SHORT PROBLEM:
Return the material word for word. Do not include pictures.

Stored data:
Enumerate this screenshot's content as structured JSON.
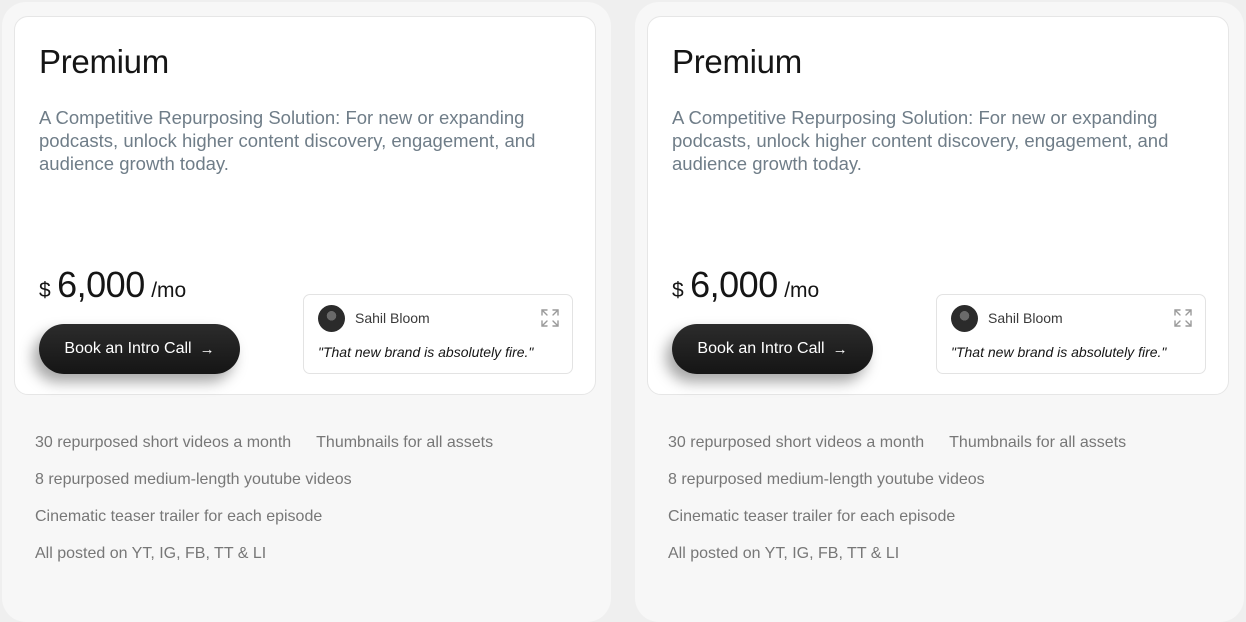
{
  "plans": [
    {
      "title": "Premium",
      "description": "A Competitive Repurposing Solution: For new or expanding podcasts, unlock higher content discovery, engagement, and audience growth today.",
      "currency": "$",
      "price": "6,000",
      "period": "/mo",
      "cta_label": "Book an Intro Call",
      "testimonial": {
        "author": "Sahil Bloom",
        "quote": "\"That new brand is absolutely fire.\""
      },
      "features": [
        "30 repurposed short videos a month",
        "Thumbnails for all assets",
        "8 repurposed medium-length youtube videos",
        "Cinematic teaser trailer for each episode",
        "All posted on YT, IG, FB, TT & LI"
      ]
    },
    {
      "title": "Premium",
      "description": "A Competitive Repurposing Solution: For new or expanding podcasts, unlock higher content discovery, engagement, and audience growth today.",
      "currency": "$",
      "price": "6,000",
      "period": "/mo",
      "cta_label": "Book an Intro Call",
      "testimonial": {
        "author": "Sahil Bloom",
        "quote": "\"That new brand is absolutely fire.\""
      },
      "features": [
        "30 repurposed short videos a month",
        "Thumbnails for all assets",
        "8 repurposed medium-length youtube videos",
        "Cinematic teaser trailer for each episode",
        "All posted on YT, IG, FB, TT & LI"
      ]
    }
  ],
  "icons": {
    "cta_arrow": "arrow-right-icon",
    "testimonial_expand": "expand-icon"
  }
}
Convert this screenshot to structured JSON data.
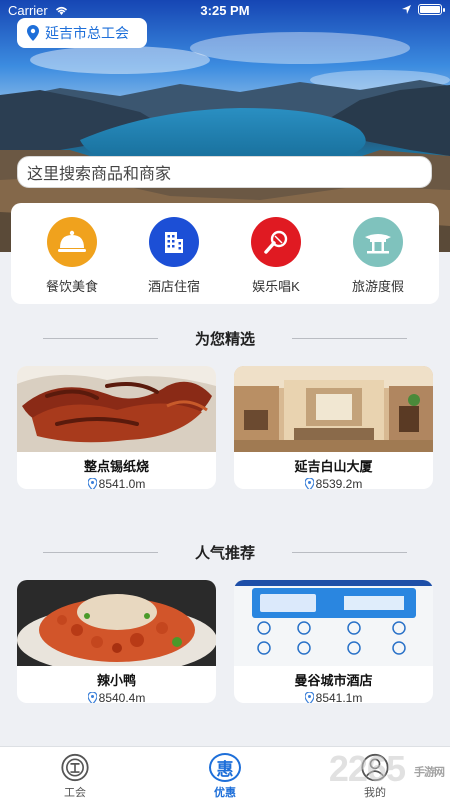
{
  "status_bar": {
    "carrier": "Carrier",
    "time": "3:25 PM"
  },
  "header": {
    "location": "延吉市总工会"
  },
  "search": {
    "placeholder": "这里搜索商品和商家"
  },
  "categories": [
    {
      "label": "餐饮美食",
      "icon": "food-cloche-icon",
      "color": "#f0a21d"
    },
    {
      "label": "酒店住宿",
      "icon": "hotel-building-icon",
      "color": "#1c4fd6"
    },
    {
      "label": "娱乐唱K",
      "icon": "microphone-icon",
      "color": "#e01a22"
    },
    {
      "label": "旅游度假",
      "icon": "pavilion-icon",
      "color": "#7fc2bd"
    }
  ],
  "sections": {
    "featured_title": "为您精选",
    "popular_title": "人气推荐"
  },
  "featured": [
    {
      "name": "整点锡纸烧",
      "distance": "8541.0m"
    },
    {
      "name": "延吉白山大厦",
      "distance": "8539.2m"
    }
  ],
  "popular": [
    {
      "name": "辣小鸭",
      "distance": "8540.4m"
    },
    {
      "name": "曼谷城市酒店",
      "distance": "8541.1m"
    }
  ],
  "tabs": [
    {
      "label": "工会",
      "icon": "union-emblem-icon",
      "active": false
    },
    {
      "label": "优惠",
      "icon": "discount-hui-icon",
      "active": true,
      "glyph": "惠"
    },
    {
      "label": "我的",
      "icon": "profile-icon",
      "active": false
    }
  ],
  "watermark": {
    "text": "2265",
    "sub": "手游网"
  },
  "colors": {
    "accent": "#1e6fd9",
    "tab_inactive": "#555555"
  }
}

TASK ANSWER:
Enumerate this screenshot's content as structured JSON.
{
  "plans": [
    {
      "title": "Premium",
      "description": "A Competitive Repurposing Solution: For new or expanding podcasts, unlock higher content discovery, engagement, and audience growth today.",
      "currency": "$",
      "price": "6,000",
      "period": "/mo",
      "cta_label": "Book an Intro Call",
      "testimonial": {
        "author": "Sahil Bloom",
        "quote": "\"That new brand is absolutely fire.\""
      },
      "features": [
        "30 repurposed short videos a month",
        "Thumbnails for all assets",
        "8 repurposed medium-length youtube videos",
        "Cinematic teaser trailer for each episode",
        "All posted on YT, IG, FB, TT & LI"
      ]
    },
    {
      "title": "Premium",
      "description": "A Competitive Repurposing Solution: For new or expanding podcasts, unlock higher content discovery, engagement, and audience growth today.",
      "currency": "$",
      "price": "6,000",
      "period": "/mo",
      "cta_label": "Book an Intro Call",
      "testimonial": {
        "author": "Sahil Bloom",
        "quote": "\"That new brand is absolutely fire.\""
      },
      "features": [
        "30 repurposed short videos a month",
        "Thumbnails for all assets",
        "8 repurposed medium-length youtube videos",
        "Cinematic teaser trailer for each episode",
        "All posted on YT, IG, FB, TT & LI"
      ]
    }
  ],
  "icons": {
    "cta_arrow": "arrow-right-icon",
    "testimonial_expand": "expand-icon"
  }
}
Convert this screenshot to structured JSON data.
{
  "status_bar": {
    "carrier": "Carrier",
    "time": "3:25 PM"
  },
  "header": {
    "location": "延吉市总工会"
  },
  "search": {
    "placeholder": "这里搜索商品和商家"
  },
  "categories": [
    {
      "label": "餐饮美食",
      "icon": "food-cloche-icon",
      "color": "#f0a21d"
    },
    {
      "label": "酒店住宿",
      "icon": "hotel-building-icon",
      "color": "#1c4fd6"
    },
    {
      "label": "娱乐唱K",
      "icon": "microphone-icon",
      "color": "#e01a22"
    },
    {
      "label": "旅游度假",
      "icon": "pavilion-icon",
      "color": "#7fc2bd"
    }
  ],
  "sections": {
    "featured_title": "为您精选",
    "popular_title": "人气推荐"
  },
  "featured": [
    {
      "name": "整点锡纸烧",
      "distance": "8541.0m"
    },
    {
      "name": "延吉白山大厦",
      "distance": "8539.2m"
    }
  ],
  "popular": [
    {
      "name": "辣小鸭",
      "distance": "8540.4m"
    },
    {
      "name": "曼谷城市酒店",
      "distance": "8541.1m"
    }
  ],
  "tabs": [
    {
      "label": "工会",
      "icon": "union-emblem-icon",
      "active": false
    },
    {
      "label": "优惠",
      "icon": "discount-hui-icon",
      "active": true,
      "glyph": "惠"
    },
    {
      "label": "我的",
      "icon": "profile-icon",
      "active": false
    }
  ],
  "watermark": {
    "text": "2265",
    "sub": "手游网"
  },
  "colors": {
    "accent": "#1e6fd9",
    "tab_inactive": "#555555"
  }
}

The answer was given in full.